EXTRAIT FOURNI

En
Hongrie, Viktor Orban dit non à tout. « Peut-il y avoir un
compromis sur le débat migratoire ? Non, (…) sur ces questions, il n’y
aura jamais d’arrangement », a-t-il prévenu, le 16 juin, lors
d’un discours ironiquement organisé en la mémoire du très européen
Helmut Kohl. Le maître de Budapest partage son combat avec les
Polonais, les Tchèques, les Slovaques, mais aussi – chose
nouvelle – l’Autriche, qui ne fait rien pour sortir de la crise.
En Italie, enfin, le nouveau ministre de l’intérieur Matteo Salvini,
chef de La Ligue (extrême droite), ferme ses ports aux navires de
sauvetage dans le but de s’imposer comme l’homme fort d’un gouvernement
partagé avec le Mouvement 5 étoiles.
« J’espère des issues au grand marchandage européen »
Au milieu des fractures, les échanges de bons procédés peuvent encore
jouer. Peut-être pas à 28, mais en club restreint. Pierre Berthelet,
spécialiste de l’espace Schengen rattaché à l’Université Laval, y
croit. « En tant qu’optimiste né, j’espère encore des issues au
grand marchandage européen, explique-t-il. Cela fait partie du travail
des ambassadeurs et des ministres de proposer des contreparties, par
exemple en échange d’une concession sur l’immigration. »

À RÉALISER
A: D'après l'extrait sur le débat migratoire européen, dans quel but Matteo Salvini ferme-t-il les ports italiens aux navires de sauvetage ? Répondez en une à trois phrases.
B: Recopiez l'extrait sur le débat migratoire européen à partir de « En Italie, enfin, le » jusqu'à « Mouvement 5 étoiles. » inclus.

LIGNES DE DONNÉES
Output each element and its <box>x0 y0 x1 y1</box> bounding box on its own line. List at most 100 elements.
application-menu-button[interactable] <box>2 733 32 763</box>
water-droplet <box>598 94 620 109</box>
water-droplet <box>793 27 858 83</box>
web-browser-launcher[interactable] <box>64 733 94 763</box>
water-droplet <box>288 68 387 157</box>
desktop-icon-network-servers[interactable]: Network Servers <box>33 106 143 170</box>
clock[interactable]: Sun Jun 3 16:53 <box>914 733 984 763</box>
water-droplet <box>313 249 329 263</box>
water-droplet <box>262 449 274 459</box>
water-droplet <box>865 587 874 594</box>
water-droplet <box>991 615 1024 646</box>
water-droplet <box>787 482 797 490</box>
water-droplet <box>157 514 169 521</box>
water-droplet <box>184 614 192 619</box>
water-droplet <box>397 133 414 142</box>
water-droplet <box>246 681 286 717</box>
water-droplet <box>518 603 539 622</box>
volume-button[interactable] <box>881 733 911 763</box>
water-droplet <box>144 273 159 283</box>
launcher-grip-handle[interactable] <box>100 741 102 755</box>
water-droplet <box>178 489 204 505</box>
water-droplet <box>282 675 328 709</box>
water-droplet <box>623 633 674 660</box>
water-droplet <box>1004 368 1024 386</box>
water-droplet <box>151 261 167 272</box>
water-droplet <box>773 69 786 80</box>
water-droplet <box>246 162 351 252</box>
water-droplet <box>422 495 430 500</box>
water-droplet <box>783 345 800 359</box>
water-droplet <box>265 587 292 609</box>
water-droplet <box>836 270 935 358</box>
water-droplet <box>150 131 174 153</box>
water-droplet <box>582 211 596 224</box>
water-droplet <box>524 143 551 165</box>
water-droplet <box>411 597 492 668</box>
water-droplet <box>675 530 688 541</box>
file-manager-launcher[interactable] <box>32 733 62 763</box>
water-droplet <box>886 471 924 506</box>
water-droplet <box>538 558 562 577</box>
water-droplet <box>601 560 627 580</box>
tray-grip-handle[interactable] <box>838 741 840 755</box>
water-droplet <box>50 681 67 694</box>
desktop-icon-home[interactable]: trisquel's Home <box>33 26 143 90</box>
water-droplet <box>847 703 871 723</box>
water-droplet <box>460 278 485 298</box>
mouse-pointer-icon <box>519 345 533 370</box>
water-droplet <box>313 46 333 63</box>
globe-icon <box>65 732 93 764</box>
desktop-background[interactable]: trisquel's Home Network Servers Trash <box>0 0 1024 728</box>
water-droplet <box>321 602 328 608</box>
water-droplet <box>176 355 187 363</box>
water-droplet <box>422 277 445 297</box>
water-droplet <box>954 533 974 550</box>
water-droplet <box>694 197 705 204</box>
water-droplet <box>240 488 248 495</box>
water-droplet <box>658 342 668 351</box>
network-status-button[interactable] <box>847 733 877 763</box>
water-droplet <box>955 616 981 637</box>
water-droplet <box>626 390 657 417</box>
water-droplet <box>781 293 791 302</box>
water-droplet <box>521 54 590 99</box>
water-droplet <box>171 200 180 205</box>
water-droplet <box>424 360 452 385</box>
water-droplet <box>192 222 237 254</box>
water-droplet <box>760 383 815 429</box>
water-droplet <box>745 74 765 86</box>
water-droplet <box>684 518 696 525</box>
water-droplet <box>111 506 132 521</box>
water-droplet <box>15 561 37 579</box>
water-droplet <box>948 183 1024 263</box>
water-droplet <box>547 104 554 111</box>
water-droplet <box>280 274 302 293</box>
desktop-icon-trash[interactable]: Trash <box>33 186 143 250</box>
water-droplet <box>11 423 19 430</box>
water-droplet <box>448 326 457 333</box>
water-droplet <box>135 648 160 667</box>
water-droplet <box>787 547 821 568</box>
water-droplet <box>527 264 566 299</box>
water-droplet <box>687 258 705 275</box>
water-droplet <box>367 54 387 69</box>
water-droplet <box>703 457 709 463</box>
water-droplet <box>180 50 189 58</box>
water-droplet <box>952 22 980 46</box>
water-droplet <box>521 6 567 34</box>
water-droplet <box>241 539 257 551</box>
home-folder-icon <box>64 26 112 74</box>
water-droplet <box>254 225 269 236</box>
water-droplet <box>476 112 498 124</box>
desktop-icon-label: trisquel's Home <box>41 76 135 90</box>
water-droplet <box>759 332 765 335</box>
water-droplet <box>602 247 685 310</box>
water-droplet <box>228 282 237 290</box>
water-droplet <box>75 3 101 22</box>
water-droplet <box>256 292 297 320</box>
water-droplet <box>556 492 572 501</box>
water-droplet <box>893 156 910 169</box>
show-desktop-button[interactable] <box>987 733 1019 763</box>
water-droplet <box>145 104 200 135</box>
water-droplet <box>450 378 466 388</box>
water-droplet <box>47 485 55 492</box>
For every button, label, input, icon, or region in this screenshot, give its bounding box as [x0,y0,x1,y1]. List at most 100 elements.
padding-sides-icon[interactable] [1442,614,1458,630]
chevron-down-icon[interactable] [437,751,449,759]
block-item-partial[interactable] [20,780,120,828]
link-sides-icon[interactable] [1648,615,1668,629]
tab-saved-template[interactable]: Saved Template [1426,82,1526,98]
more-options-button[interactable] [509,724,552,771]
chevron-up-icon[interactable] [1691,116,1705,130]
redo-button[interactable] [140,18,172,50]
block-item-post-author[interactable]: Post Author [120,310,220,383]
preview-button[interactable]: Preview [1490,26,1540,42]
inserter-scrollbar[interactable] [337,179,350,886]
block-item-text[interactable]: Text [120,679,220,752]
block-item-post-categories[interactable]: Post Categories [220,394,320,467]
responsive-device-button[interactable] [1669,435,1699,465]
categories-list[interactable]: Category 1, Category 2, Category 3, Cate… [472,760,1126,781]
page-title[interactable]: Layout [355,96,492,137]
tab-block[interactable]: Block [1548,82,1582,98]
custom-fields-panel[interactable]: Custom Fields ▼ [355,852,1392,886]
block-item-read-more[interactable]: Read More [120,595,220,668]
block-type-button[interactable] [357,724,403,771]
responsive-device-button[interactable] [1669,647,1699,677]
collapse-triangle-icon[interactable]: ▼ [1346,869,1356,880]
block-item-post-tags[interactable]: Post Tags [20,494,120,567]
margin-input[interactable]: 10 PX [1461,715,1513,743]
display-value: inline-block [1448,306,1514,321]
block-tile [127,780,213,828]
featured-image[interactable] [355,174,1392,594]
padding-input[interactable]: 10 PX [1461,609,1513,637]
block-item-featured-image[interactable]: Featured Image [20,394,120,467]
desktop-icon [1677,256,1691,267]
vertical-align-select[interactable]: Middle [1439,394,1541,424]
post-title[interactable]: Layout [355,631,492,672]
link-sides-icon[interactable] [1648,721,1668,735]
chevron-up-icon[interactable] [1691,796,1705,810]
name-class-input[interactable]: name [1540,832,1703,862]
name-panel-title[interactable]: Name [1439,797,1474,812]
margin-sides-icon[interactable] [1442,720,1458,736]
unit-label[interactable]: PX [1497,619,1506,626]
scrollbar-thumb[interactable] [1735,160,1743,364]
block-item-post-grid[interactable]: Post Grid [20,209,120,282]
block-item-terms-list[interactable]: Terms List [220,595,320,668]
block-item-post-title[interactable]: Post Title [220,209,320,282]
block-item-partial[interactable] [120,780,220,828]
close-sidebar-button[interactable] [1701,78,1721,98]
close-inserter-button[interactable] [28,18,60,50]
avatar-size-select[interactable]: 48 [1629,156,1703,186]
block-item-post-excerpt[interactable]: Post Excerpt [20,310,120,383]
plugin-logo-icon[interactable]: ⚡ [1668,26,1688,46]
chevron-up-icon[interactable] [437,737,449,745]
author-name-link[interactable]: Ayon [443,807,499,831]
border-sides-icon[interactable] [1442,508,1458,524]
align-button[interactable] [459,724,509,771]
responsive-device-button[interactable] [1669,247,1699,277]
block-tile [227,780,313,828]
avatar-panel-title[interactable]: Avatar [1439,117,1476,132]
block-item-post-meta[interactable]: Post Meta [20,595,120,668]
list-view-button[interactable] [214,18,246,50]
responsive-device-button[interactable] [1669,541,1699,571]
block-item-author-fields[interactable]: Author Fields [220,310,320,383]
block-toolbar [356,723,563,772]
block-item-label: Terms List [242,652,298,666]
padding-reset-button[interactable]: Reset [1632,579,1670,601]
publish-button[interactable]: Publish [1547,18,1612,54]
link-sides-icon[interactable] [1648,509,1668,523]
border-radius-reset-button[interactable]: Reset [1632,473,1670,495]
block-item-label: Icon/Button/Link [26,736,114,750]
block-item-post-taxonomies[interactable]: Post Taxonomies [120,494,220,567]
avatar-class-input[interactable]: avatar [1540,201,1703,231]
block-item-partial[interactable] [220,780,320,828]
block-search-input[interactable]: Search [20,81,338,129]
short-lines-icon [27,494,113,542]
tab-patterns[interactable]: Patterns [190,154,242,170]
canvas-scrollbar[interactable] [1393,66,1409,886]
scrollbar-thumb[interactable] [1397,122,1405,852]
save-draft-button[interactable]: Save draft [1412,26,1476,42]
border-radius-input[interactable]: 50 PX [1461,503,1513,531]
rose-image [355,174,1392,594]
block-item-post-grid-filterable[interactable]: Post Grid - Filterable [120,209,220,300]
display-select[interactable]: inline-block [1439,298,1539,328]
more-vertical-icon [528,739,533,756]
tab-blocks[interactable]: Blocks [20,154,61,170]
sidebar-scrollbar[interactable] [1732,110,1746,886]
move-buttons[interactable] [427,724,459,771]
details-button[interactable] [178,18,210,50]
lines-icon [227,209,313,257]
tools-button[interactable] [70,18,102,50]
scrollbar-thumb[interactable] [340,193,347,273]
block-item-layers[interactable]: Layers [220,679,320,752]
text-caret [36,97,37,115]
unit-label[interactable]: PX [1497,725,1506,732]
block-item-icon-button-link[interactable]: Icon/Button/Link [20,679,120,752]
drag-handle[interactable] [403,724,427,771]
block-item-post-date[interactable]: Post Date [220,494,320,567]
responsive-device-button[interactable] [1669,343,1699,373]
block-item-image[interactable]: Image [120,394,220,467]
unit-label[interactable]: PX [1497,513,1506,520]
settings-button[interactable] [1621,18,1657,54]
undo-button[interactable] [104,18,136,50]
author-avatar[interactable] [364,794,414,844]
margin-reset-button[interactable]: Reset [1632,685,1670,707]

CORRIGÉS
A: Matteo Salvini ferme les ports italiens aux navires de sauvetage pour s'imposer comme l'homme fort d'un gouvernement qu'il partage avec le Mouvement 5 étoiles.

B:
En Italie, enfin, le nouveau ministre de l’intérieur Matteo Salvini,
chef de La Ligue (extrême droite), ferme ses ports aux navires de
sauvetage dans le but de s’imposer comme l’homme fort d’un gouvernement
partagé avec le Mouvement 5 étoiles.